Figure collection entries
:::

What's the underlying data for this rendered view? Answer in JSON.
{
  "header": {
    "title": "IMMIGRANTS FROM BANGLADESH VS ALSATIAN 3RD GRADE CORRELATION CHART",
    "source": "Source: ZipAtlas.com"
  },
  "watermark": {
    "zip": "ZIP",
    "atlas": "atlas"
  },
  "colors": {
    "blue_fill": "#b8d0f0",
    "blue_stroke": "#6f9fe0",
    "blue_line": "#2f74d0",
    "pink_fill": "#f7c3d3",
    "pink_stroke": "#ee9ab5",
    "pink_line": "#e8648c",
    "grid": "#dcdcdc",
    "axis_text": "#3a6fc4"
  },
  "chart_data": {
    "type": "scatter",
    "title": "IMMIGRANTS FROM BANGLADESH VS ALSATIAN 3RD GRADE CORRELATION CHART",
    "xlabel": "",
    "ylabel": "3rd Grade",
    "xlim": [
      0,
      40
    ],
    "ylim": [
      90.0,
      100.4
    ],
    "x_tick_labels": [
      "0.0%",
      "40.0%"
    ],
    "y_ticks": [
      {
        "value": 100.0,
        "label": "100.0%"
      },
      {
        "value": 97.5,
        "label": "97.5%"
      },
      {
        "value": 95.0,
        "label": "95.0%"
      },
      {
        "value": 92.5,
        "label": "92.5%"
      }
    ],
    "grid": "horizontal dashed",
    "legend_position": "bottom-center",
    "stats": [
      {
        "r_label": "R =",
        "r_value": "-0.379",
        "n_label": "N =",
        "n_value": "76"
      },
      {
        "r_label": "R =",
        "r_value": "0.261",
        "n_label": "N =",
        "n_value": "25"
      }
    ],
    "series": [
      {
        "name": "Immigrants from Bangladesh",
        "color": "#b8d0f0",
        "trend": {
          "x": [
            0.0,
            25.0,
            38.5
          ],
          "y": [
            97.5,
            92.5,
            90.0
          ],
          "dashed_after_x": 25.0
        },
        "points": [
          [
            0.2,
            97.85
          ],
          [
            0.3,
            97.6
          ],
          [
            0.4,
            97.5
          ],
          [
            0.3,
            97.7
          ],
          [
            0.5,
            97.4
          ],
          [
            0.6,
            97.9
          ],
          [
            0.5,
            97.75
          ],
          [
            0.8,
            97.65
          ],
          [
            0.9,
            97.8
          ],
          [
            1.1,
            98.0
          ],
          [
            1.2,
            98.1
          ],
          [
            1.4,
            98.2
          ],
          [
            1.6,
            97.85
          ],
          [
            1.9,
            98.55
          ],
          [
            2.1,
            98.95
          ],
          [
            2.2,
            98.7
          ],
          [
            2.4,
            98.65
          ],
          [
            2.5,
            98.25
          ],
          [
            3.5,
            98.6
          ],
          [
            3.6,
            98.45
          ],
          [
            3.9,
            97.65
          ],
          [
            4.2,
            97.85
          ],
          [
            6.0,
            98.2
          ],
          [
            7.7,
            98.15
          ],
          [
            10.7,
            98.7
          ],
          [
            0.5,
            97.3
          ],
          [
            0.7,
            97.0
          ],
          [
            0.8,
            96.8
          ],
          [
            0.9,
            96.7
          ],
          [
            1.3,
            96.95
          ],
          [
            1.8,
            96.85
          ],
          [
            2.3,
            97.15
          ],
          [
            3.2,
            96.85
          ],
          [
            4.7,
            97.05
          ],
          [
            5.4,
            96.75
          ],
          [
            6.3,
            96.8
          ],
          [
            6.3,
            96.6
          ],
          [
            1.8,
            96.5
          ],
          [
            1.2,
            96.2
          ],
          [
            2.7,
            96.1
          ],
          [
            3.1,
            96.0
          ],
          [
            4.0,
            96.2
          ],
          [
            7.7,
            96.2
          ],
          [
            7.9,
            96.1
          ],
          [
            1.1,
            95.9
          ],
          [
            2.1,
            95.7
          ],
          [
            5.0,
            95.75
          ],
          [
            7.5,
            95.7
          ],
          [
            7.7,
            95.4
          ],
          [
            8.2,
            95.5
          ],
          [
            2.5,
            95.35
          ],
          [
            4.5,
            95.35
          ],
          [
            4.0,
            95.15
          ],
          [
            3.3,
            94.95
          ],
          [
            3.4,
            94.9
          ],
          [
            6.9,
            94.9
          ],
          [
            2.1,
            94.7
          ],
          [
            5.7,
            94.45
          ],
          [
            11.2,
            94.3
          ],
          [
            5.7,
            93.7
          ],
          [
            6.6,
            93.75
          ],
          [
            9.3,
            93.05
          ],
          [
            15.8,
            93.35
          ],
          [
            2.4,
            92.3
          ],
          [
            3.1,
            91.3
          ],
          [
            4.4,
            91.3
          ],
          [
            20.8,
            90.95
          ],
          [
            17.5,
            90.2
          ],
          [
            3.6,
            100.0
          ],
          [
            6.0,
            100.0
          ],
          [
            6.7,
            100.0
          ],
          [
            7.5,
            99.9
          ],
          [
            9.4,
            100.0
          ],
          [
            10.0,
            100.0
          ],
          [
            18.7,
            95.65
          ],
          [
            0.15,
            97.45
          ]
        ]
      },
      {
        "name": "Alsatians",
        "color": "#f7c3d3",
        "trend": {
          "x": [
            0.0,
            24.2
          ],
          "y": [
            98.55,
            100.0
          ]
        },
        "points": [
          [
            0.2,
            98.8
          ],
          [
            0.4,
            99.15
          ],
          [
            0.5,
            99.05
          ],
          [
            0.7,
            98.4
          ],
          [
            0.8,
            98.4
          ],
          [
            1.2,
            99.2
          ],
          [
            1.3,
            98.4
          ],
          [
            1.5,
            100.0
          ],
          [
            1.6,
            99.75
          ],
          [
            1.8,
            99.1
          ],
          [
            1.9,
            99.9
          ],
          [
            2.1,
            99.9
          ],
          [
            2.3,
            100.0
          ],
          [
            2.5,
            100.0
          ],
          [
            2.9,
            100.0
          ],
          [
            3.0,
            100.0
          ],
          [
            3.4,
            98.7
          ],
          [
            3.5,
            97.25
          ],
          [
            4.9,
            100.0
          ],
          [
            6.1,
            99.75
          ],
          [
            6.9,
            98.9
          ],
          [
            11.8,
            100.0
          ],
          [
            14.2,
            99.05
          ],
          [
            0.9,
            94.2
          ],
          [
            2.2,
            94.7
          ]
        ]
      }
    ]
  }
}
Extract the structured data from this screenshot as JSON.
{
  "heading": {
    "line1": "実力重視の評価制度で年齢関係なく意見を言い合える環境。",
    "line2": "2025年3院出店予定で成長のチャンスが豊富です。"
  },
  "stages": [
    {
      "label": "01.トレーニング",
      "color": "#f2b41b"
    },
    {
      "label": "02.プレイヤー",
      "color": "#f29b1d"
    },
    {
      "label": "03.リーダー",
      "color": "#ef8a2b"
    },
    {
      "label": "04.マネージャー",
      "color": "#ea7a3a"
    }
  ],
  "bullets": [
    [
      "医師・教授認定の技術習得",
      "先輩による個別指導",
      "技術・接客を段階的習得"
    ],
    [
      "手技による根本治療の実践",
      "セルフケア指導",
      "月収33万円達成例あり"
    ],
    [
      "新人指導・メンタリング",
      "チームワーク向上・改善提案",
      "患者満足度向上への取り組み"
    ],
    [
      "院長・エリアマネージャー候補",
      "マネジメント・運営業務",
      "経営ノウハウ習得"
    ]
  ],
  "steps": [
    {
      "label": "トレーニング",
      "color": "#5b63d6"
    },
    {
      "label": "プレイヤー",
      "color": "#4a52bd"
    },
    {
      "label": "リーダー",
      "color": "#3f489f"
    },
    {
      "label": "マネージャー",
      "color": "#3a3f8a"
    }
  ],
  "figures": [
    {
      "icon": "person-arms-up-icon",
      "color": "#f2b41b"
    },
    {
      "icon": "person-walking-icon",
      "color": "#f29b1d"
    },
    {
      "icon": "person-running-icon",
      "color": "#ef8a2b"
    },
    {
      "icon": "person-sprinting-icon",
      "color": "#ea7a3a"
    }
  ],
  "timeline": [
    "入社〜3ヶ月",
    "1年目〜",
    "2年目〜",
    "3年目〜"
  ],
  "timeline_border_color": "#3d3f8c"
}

:::

▶ [Task prompt] Reproduce, exactly and with nothing added, the lines from the one that includes "Extract the structured" through the last line of the material.

▶ [Reply to the exercise]
Extract the structured data from this screenshot as JSON.
{
  "heading": {
    "line1": "実力重視の評価制度で年齢関係なく意見を言い合える環境。",
    "line2": "2025年3院出店予定で成長のチャンスが豊富です。"
  },
  "stages": [
    {
      "label": "01.トレーニング",
      "color": "#f2b41b"
    },
    {
      "label": "02.プレイヤー",
      "color": "#f29b1d"
    },
    {
      "label": "03.リーダー",
      "color": "#ef8a2b"
    },
    {
      "label": "04.マネージャー",
      "color": "#ea7a3a"
    }
  ],
  "bullets": [
    [
      "医師・教授認定の技術習得",
      "先輩による個別指導",
      "技術・接客を段階的習得"
    ],
    [
      "手技による根本治療の実践",
      "セルフケア指導",
      "月収33万円達成例あり"
    ],
    [
      "新人指導・メンタリング",
      "チームワーク向上・改善提案",
      "患者満足度向上への取り組み"
    ],
    [
      "院長・エリアマネージャー候補",
      "マネジメント・運営業務",
      "経営ノウハウ習得"
    ]
  ],
  "steps": [
    {
      "label": "トレーニング",
      "color": "#5b63d6"
    },
    {
      "label": "プレイヤー",
      "color": "#4a52bd"
    },
    {
      "label": "リーダー",
      "color": "#3f489f"
    },
    {
      "label": "マネージャー",
      "color": "#3a3f8a"
    }
  ],
  "figures": [
    {
      "icon": "person-arms-up-icon",
      "color": "#f2b41b"
    },
    {
      "icon": "person-walking-icon",
      "color": "#f29b1d"
    },
    {
      "icon": "person-running-icon",
      "color": "#ef8a2b"
    },
    {
      "icon": "person-sprinting-icon",
      "color": "#ea7a3a"
    }
  ],
  "timeline": [
    "入社〜3ヶ月",
    "1年目〜",
    "2年目〜",
    "3年目〜"
  ],
  "timeline_border_color": "#3d3f8c"
}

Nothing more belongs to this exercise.